--- QUOTED PASSAGE Enclosed Below ---
General Motors Makes More Health Care Than Cars
The consequences of terrifically bad low back pain management in the U.S. (drugs, pharma, & surgery) cause us to spend $85B per year in direct medical costs, now having surpassed total spend on cancer. LBP management is analogous to medical prostitution in the U.S. It’s a national crisis. I am not comparing the inequity in health care with slavery per se, but at some level, we should see outcry and marching in the streets not unlike the civil rights era when it comes to the disaster of LBP management in the U.S. Why don't we? Primarily because it's not as "sexy" as Katie Couric getting on national television and having a colonoscopy (I am not suggesting anything pleasant about a colonoscopy, but you get the point). In other words, you don't die from back pain, therefore any outcry is mitigated by all of the emotion associated with conditions you die from, many of them being far less of a burden on our health care system than back pain.
I don’t want to get overly political here, but both the Democrats and the Republicans have not even begun to touch on the solutions in my opinion (you continue to hear the mantra on both sides of the aisle about the U.S. still having the best health care system on the planet when nothing could be further from the truth). Neither a single payer nationalized health care system or an entirely market based system is the answer. Just like the current economic crisis where highly educated economists are giving us equations that no one outside of card carrying Mensa members (I am not one btw) can understand and that propose counterintuitive solutions like spending more $ to solve our spending $. My Depression thriving grandparents are rolling over in the their grave because they would in Nobel like (but uneducated) fashion suggest that the key to a spending problem is to spend less. We’re making the solution to the health care crisis overly complicated as well.
The issue is quite simple. We already have plenty of health care being delivered in sufficient quantities to cover everyone on the planet. The issue that the health care we have is being allocated terribly inefficiently due to servicing special interests, in particular physician specialists who control the setting of fee schedules. Never apologize for being a PT since we hold the biggest key to unlocking the nation’s health care crisis and invoking an avalanche of change, primarily in the form of getting patients to see a PT first. If we do nothing other than act like shepherds keeping our sheep (patients) inside the pen and out of harm’s way from the wolves (the problem is so bad that PTs playing a pure babysitting role is better than what we have now), we will have solved a huge part of the problem and be on our way to universal coverage (other high spend areas need similar reform to get us all the way there). Adding a dose of high level EBP care is icing on the cake and makes the solution even more compelling. In other words, the major problem is a structural one (the who, what, when, where, and why of how patients enter the health care system) even more so than actually what we do with the patient when we get them.
--- End of Enclosed QUOTED PASSAGE ---
#### APPLY WHAT YOU READ:
1 > What amount does the back pain article say the U.S. spends each year in direct medical costs on low back pain management?
2 > Please resume the back pain article after its final sentence.
These rows have no connection to the back pain article.
--- PROVIDED MATERIAL Enclosed Below ---
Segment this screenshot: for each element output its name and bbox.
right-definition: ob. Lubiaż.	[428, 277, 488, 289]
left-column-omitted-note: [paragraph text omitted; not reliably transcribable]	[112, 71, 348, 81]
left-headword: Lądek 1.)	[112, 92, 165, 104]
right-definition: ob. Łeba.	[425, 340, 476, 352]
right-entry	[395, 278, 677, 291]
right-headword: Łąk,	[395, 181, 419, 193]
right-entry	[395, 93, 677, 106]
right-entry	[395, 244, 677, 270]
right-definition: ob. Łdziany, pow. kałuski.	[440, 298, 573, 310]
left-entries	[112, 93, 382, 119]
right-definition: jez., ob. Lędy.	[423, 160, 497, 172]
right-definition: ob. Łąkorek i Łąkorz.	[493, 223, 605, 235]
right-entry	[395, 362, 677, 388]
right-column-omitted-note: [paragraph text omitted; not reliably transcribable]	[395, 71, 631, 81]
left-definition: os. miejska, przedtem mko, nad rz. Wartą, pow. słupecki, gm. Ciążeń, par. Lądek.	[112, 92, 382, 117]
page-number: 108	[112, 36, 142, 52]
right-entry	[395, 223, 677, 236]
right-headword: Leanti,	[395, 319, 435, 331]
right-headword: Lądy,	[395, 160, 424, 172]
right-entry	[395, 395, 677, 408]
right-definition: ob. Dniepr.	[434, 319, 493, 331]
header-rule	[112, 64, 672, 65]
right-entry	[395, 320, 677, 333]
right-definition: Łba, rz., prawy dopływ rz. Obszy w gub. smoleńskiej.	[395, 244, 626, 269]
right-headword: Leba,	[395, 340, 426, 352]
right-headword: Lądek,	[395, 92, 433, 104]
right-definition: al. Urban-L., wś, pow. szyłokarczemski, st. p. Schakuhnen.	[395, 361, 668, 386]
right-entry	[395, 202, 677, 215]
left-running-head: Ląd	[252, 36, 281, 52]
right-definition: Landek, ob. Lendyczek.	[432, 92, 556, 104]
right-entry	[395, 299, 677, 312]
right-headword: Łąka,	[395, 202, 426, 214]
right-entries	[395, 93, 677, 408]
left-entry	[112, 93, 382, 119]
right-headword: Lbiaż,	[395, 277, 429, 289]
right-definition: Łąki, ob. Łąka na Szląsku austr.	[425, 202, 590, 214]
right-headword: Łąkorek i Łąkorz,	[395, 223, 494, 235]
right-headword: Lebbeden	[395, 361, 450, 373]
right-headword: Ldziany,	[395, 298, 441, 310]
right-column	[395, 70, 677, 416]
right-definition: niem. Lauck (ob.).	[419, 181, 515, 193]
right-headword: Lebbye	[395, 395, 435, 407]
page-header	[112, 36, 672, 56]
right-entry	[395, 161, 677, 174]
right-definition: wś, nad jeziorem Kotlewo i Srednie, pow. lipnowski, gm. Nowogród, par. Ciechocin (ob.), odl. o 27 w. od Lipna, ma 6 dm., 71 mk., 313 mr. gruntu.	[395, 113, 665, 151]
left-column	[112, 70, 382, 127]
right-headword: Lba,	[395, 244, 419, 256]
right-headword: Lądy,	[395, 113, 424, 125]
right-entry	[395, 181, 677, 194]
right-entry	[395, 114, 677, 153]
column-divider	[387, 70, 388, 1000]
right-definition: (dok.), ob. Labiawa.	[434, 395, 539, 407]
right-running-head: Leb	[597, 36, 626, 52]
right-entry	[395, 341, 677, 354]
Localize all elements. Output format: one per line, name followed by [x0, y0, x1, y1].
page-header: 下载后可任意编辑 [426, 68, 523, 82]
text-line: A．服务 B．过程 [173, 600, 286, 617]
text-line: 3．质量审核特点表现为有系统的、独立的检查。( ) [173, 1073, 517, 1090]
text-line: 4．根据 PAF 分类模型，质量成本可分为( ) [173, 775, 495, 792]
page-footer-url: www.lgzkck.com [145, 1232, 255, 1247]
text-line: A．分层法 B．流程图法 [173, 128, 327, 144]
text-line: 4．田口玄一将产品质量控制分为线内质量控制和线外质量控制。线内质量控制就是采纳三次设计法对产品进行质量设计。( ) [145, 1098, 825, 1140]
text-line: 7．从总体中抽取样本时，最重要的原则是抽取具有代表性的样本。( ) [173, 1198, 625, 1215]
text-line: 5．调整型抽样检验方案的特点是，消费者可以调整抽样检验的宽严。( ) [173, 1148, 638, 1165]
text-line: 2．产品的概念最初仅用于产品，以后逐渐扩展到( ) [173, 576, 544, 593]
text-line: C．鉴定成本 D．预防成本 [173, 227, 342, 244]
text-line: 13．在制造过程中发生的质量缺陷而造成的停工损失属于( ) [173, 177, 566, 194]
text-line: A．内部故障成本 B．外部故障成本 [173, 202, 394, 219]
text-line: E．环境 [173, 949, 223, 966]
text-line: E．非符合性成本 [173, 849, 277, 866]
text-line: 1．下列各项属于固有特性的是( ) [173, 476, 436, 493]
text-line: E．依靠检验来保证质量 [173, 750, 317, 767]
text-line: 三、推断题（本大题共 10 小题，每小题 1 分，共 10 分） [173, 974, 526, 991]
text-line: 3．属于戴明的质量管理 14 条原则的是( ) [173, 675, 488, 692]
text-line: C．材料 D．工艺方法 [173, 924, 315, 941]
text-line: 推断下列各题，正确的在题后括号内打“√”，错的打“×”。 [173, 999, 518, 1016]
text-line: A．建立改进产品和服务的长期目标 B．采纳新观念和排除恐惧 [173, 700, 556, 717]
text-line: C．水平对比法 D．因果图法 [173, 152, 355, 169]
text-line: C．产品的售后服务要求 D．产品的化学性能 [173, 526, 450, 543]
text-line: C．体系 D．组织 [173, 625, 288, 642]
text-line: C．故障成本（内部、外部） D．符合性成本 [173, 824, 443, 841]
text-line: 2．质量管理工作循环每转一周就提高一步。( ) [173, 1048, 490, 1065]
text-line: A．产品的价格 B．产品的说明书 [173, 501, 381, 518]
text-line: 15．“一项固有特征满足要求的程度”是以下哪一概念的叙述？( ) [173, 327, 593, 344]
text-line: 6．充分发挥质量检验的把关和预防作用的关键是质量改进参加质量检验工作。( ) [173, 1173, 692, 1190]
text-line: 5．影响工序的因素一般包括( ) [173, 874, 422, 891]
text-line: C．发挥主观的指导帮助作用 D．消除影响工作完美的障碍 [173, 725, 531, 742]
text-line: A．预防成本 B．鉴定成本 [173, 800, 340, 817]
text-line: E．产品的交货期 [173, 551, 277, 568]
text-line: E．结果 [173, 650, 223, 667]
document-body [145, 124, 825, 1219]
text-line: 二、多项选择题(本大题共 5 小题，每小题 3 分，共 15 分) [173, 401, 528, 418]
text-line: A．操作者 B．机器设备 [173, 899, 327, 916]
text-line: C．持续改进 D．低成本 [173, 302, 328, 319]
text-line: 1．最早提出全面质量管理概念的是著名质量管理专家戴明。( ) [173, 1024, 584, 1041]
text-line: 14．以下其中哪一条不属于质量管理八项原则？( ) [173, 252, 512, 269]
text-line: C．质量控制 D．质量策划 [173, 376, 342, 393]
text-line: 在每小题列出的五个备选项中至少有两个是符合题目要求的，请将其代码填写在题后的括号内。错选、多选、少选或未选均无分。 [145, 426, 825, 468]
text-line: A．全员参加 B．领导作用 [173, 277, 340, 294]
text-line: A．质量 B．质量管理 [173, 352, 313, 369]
--- End of Enclosed PROVIDED MATERIAL ---
#### RESULTS OF THE EXERCISE:
1 > $85B per year, which now exceeds total spending on cancer.

2 >
Remember this truism...despite what you hear on television, GM is officially out of the car making business. It’s an HMO (with a bad habit of making cars) because of the massive unfunded health care pension liabilities it has built up during the last 50 years of believing that doctors had halos over their heads. Large employers have been duped, and now we’re all about to pay for it.
What I really want to reiterate though and what is not debatable is that those of you who read this blog on a daily basis are the ones with the passion and power to tip the avalanche of change and turn the health care system on its head. As Victor Hugo once said, "An invasion of armies can be resisted, but not an idea whose time has come." Direct access in its truest and most comprehensive form is the preeminent idea for our health care system whose time has come. If for no other reason, advocate for the sake of your grandparents and great grandparents who, like mine, would be sorely disappointed in our nation's inability to solve simple problems with simple solutions. On behalf of EIM, thanks for all you do on behalf of the profession and the patients you serve.